- **AIM**:
Copy every line that mentions the word "ylabel".

▼

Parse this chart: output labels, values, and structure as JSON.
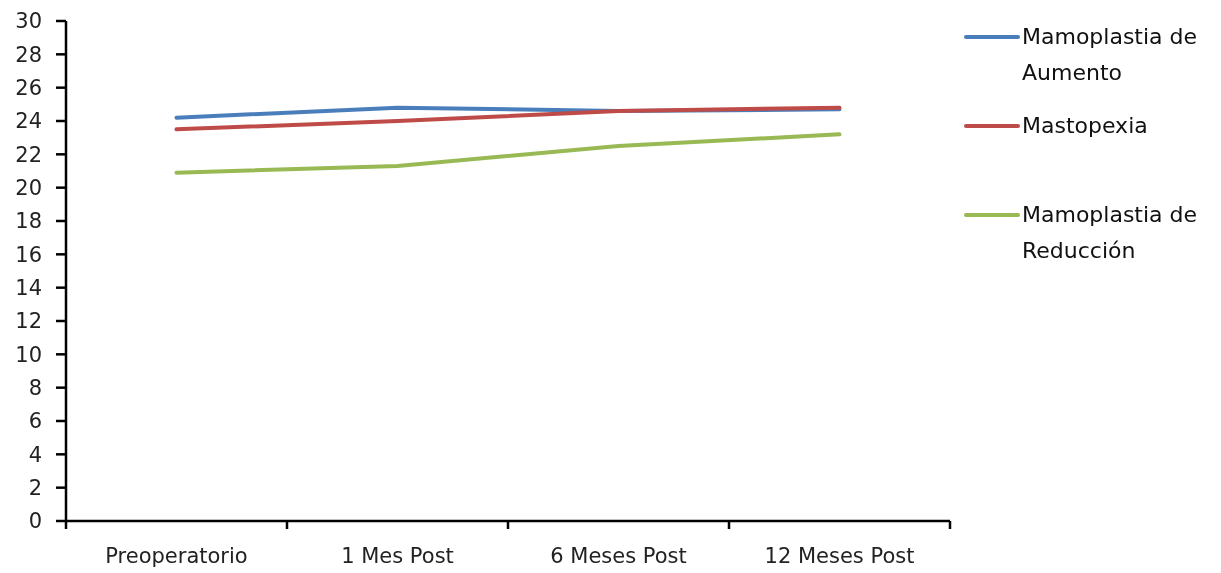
{
  "chart_data": {
    "type": "line",
    "categories": [
      "Preoperatorio",
      "1 Mes Post",
      "6 Meses Post",
      "12 Meses Post"
    ],
    "series": [
      {
        "name": "Mamoplastia de Aumento",
        "color": "#4a7ebb",
        "values": [
          24.2,
          24.8,
          24.6,
          24.7
        ]
      },
      {
        "name": "Mastopexia",
        "color": "#be4b48",
        "values": [
          23.5,
          24.0,
          24.6,
          24.8
        ]
      },
      {
        "name": "Mamoplastia de Reducción",
        "color": "#98b954",
        "values": [
          20.9,
          21.3,
          22.5,
          23.2
        ]
      }
    ],
    "ylim": [
      0,
      30
    ],
    "yticks": [
      0,
      2,
      4,
      6,
      8,
      10,
      12,
      14,
      16,
      18,
      20,
      22,
      24,
      26,
      28,
      30
    ],
    "legend": "right",
    "marker": "none",
    "line_style": "solid"
  }
}
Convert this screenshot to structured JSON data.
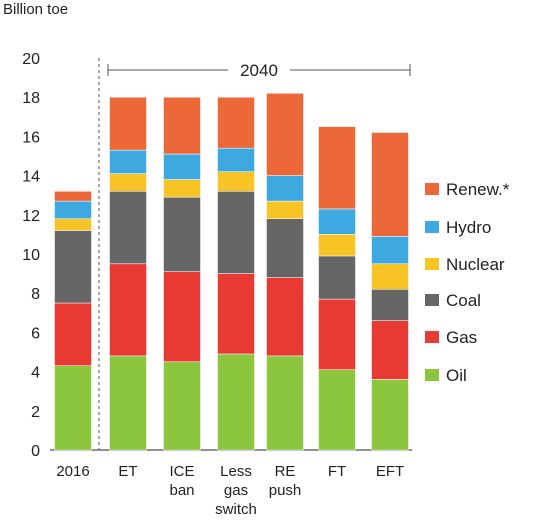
{
  "chart_data": {
    "type": "bar",
    "stacked": true,
    "ylabel": "Billion toe",
    "ylim": [
      0,
      20
    ],
    "yticks": [
      0,
      2,
      4,
      6,
      8,
      10,
      12,
      14,
      16,
      18,
      20
    ],
    "grid": false,
    "legend_position": "right",
    "group_label": "2040",
    "categories": [
      {
        "lines": [
          "2016"
        ]
      },
      {
        "lines": [
          "ET"
        ]
      },
      {
        "lines": [
          "ICE",
          "ban"
        ]
      },
      {
        "lines": [
          "Less",
          "gas",
          "switch"
        ]
      },
      {
        "lines": [
          "RE",
          "push"
        ]
      },
      {
        "lines": [
          "FT"
        ]
      },
      {
        "lines": [
          "EFT"
        ]
      }
    ],
    "series": [
      {
        "name": "Oil",
        "color": "#8cc63f",
        "values": [
          4.3,
          4.8,
          4.5,
          4.9,
          4.8,
          4.1,
          3.6
        ]
      },
      {
        "name": "Gas",
        "color": "#e63a32",
        "values": [
          3.2,
          4.7,
          4.6,
          4.1,
          4.0,
          3.6,
          3.0
        ]
      },
      {
        "name": "Coal",
        "color": "#666666",
        "values": [
          3.7,
          3.7,
          3.8,
          4.2,
          3.0,
          2.2,
          1.6
        ]
      },
      {
        "name": "Nuclear",
        "color": "#f7c325",
        "values": [
          0.6,
          0.9,
          0.9,
          1.0,
          0.9,
          1.1,
          1.3
        ]
      },
      {
        "name": "Hydro",
        "color": "#3ea8e0",
        "values": [
          0.9,
          1.2,
          1.3,
          1.2,
          1.3,
          1.3,
          1.4
        ]
      },
      {
        "name": "Renew.*",
        "color": "#ec6839",
        "values": [
          0.5,
          2.7,
          2.9,
          2.6,
          4.2,
          4.2,
          5.3
        ]
      }
    ]
  }
}
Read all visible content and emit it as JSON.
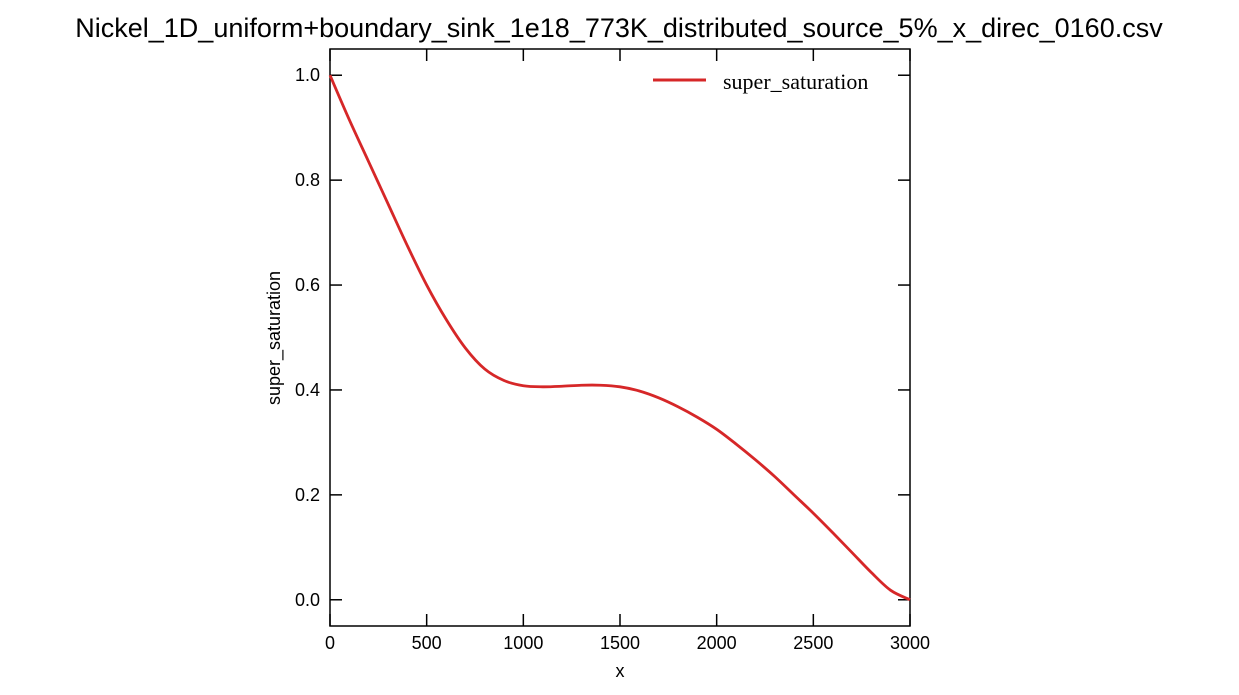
{
  "chart_data": {
    "type": "line",
    "title": "Nickel_1D_uniform+boundary_sink_1e18_773K_distributed_source_5%_x_direc_0160.csv",
    "xlabel": "x",
    "ylabel": "super_saturation",
    "xlim": [
      0,
      3000
    ],
    "ylim": [
      -0.05,
      1.05
    ],
    "xticks": [
      0,
      500,
      1000,
      1500,
      2000,
      2500,
      3000
    ],
    "xtick_labels": [
      "0",
      "500",
      "1000",
      "1500",
      "2000",
      "2500",
      "3000"
    ],
    "yticks": [
      0.0,
      0.2,
      0.4,
      0.6,
      0.8,
      1.0
    ],
    "ytick_labels": [
      "0.0",
      "0.2",
      "0.4",
      "0.6",
      "0.8",
      "1.0"
    ],
    "grid": false,
    "legend_position": "upper-right",
    "series": [
      {
        "name": "super_saturation",
        "color": "#d62728",
        "x": [
          0,
          100,
          200,
          300,
          400,
          500,
          600,
          700,
          800,
          900,
          1000,
          1100,
          1200,
          1300,
          1400,
          1500,
          1600,
          1700,
          1800,
          1900,
          2000,
          2100,
          2200,
          2300,
          2400,
          2500,
          2600,
          2700,
          2800,
          2900,
          3000
        ],
        "y": [
          1.0,
          0.915,
          0.835,
          0.755,
          0.675,
          0.6,
          0.535,
          0.48,
          0.44,
          0.418,
          0.408,
          0.406,
          0.407,
          0.409,
          0.409,
          0.406,
          0.398,
          0.385,
          0.368,
          0.348,
          0.325,
          0.297,
          0.267,
          0.235,
          0.2,
          0.165,
          0.128,
          0.09,
          0.052,
          0.018,
          0.0
        ]
      }
    ]
  }
}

▲

- **FINAL RESULT**:
    "ylabel": "Billion toe",
    "ylabel": "super_saturation",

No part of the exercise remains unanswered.